* Saved entries:

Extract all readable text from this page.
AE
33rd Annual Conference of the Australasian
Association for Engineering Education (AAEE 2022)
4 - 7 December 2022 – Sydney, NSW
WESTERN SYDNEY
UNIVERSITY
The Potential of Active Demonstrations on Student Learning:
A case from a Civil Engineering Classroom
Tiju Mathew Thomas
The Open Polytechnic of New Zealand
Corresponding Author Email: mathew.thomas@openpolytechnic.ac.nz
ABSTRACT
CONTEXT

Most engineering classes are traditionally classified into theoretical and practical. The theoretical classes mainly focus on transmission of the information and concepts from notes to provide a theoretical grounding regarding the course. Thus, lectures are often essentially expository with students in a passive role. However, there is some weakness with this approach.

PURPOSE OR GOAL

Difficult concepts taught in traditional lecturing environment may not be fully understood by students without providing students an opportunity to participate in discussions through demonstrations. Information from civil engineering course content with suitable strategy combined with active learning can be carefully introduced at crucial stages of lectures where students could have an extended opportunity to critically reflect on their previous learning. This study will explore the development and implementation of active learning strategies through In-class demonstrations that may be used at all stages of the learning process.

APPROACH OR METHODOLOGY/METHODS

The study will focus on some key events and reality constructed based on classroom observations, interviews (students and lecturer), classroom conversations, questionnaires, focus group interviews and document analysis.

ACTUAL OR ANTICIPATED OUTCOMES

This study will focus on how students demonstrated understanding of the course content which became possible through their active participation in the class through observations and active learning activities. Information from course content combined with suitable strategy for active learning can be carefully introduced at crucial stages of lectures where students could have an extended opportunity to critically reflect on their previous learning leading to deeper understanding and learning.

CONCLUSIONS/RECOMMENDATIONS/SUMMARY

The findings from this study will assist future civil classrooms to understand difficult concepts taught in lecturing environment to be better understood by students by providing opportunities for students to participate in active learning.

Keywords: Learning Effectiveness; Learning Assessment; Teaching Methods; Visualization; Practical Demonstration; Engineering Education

* WORK REQUIRED:
Count how many lines of the listing above include "Education" and report that number alone.

* RESULT:
2